- SELECTED EXCERPT -

◆ ◆ ◆

Finance Bill 2022-23 – round-up of CIOT, ATT and LITRG input

26 Jun 2023

CIOT and ATT evidence on topics ranging from pension top-ups to abolition of the Office of Tax Simplification (OTS) was cited during debate on this year’s Finance Bill.

The Bill, which cleared its House of Commons stages on 19 June, contains a number of measures advocated by the two bodies, including clause 41, which extends the no gain/no loss tax treatment for transfers between separating spouses, and clause 29 and schedule 2, which provides greater simplicity in respect of estates.  But also measures the bodies are unhappy about, most notably the scrapping of the OTS.

CIOT, ATT and LITRG together provided 11 briefings and representations to the MPs considering the bill, to support the scrutiny process and highlight possible flaws and areas of uncertainty. During debate on the Bill the three bodies were mentioned a collective total of 43 times, with our evidence cited on eight different aspects of the Bill as well as in the debate on the Programme Motion, where SNP spokesperson Kirsty Blackman once again made a call for tax experts to be invited to give oral as well as written evidence to the committee.

◆ ◆ ◆

(Element position data)
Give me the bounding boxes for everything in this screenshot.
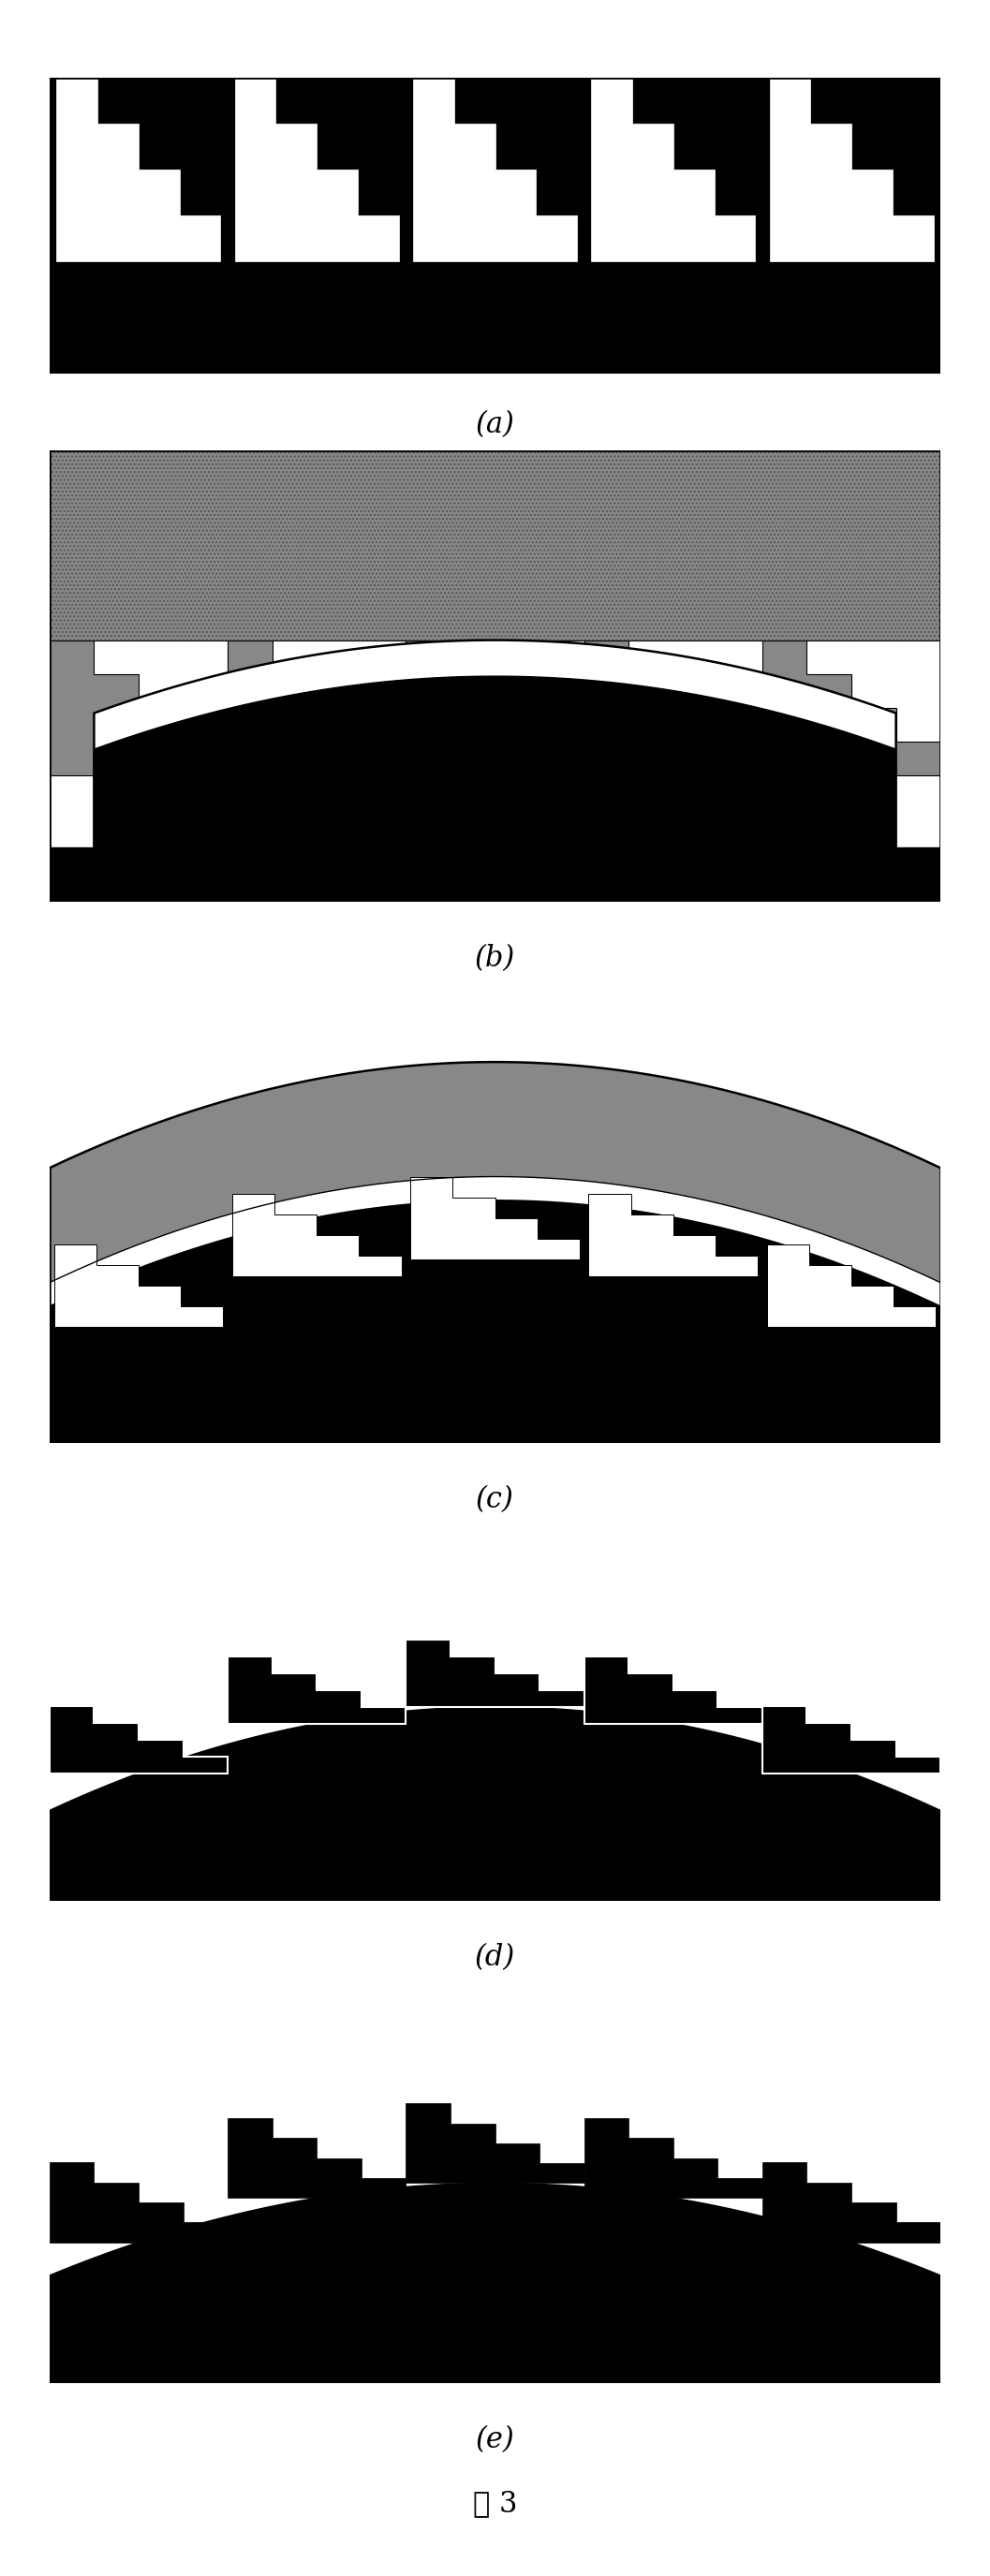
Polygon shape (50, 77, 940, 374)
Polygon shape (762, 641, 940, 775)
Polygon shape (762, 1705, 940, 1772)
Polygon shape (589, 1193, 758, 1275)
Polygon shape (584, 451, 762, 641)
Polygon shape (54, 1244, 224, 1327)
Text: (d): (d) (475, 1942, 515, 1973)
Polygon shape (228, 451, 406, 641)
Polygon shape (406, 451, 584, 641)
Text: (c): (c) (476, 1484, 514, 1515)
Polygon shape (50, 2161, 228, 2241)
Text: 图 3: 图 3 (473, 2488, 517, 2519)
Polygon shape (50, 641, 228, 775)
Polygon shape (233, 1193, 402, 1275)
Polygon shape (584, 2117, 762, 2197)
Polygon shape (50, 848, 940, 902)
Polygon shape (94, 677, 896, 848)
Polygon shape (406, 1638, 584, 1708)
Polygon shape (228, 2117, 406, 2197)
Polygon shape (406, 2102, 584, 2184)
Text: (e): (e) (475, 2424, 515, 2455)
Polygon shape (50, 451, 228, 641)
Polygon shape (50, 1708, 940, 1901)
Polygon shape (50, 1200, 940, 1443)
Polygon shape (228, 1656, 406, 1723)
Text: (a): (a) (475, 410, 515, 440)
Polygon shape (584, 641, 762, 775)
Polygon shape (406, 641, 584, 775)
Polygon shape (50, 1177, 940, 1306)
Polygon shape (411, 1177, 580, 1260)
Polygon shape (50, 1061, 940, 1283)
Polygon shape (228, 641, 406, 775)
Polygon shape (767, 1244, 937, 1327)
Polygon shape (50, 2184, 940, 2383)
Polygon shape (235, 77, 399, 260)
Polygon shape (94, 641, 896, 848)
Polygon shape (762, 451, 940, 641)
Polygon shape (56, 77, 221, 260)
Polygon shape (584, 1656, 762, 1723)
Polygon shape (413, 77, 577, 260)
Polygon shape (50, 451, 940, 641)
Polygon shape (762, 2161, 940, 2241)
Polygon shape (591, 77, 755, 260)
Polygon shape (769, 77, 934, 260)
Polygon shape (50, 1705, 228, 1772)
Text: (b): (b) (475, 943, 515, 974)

◆ ◆ ◆

- EXERCISE DETAILS -
Answer these from the Finance Bill round-up:
(a) Which office's abolition is named among the topics of CIOT and ATT evidence?
(b) Which clause extends the no gain/no loss tax treatment for transfers between separating spouses?
(c) How many briefings and representations did CIOT, ATT and LITRG provide together?

- RESPONSE TO THE EXERCISE -
(a) The Office of Tax Simplification (OTS)
(b) Clause 41
(c) 11